> Job: Write out the material exactly, with the pictures left out.

> Data listing:
----------------------------------------
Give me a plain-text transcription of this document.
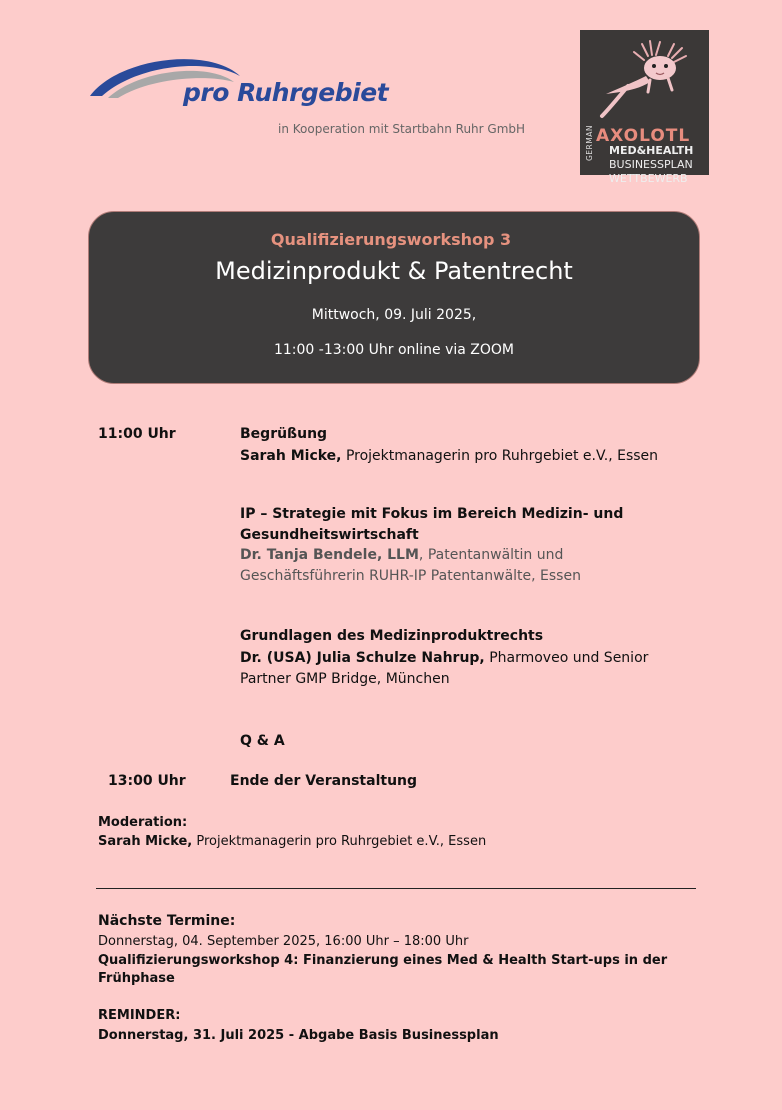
pro Ruhrgebiet
in Kooperation mit Startbahn Ruhr GmbH	AXOLOTL
GERMAN MED&HEALTH
BUSINESSPLAN
WETTBEWERB
Qualifizierungsworkshop 3
Medizinprodukt & Patentrecht
Mittwoch, 09. Juli 2025,
11:00 -13:00 Uhr online via ZOOM
11:00 Uhr	Begrüßung
Sarah Micke, Projektmanagerin pro Ruhrgebiet e.V., Essen
IP – Strategie mit Fokus im Bereich Medizin- und
Gesundheitswirtschaft
Dr. Tanja Bendele, LLM, Patentanwältin und
Geschäftsführerin RUHR-IP Patentanwälte, Essen
Grundlagen des Medizinproduktrechts
Dr. (USA) Julia Schulze Nahrup, Pharmoveo und Senior
Partner GMP Bridge, München
Q & A
13:00 Uhr	Ende der Veranstaltung
Moderation:
Sarah Micke, Projektmanagerin pro Ruhrgebiet e.V., Essen
Nächste Termine:
Donnerstag, 04. September 2025, 16:00 Uhr – 18:00 Uhr
Qualifizierungsworkshop 4: Finanzierung eines Med & Health Start-ups in der
Frühphase
REMINDER:
Donnerstag, 31. Juli 2025 - Abgabe Basis Businessplan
----------------------------------------
> Final answer:
Give me a plain-text transcription of this document.
pro Ruhrgebiet
in Kooperation mit Startbahn Ruhr GmbH	AXOLOTL
GERMAN MED&HEALTH
BUSINESSPLAN
WETTBEWERB
Qualifizierungsworkshop 3
Medizinprodukt & Patentrecht
Mittwoch, 09. Juli 2025,
11:00 -13:00 Uhr online via ZOOM
11:00 Uhr	Begrüßung
Sarah Micke, Projektmanagerin pro Ruhrgebiet e.V., Essen
IP – Strategie mit Fokus im Bereich Medizin- und
Gesundheitswirtschaft
Dr. Tanja Bendele, LLM, Patentanwältin und
Geschäftsführerin RUHR-IP Patentanwälte, Essen
Grundlagen des Medizinproduktrechts
Dr. (USA) Julia Schulze Nahrup, Pharmoveo und Senior
Partner GMP Bridge, München
Q & A
13:00 Uhr	Ende der Veranstaltung
Moderation:
Sarah Micke, Projektmanagerin pro Ruhrgebiet e.V., Essen
Nächste Termine:
Donnerstag, 04. September 2025, 16:00 Uhr – 18:00 Uhr
Qualifizierungsworkshop 4: Finanzierung eines Med & Health Start-ups in der
Frühphase
REMINDER:
Donnerstag, 31. Juli 2025 - Abgabe Basis Businessplan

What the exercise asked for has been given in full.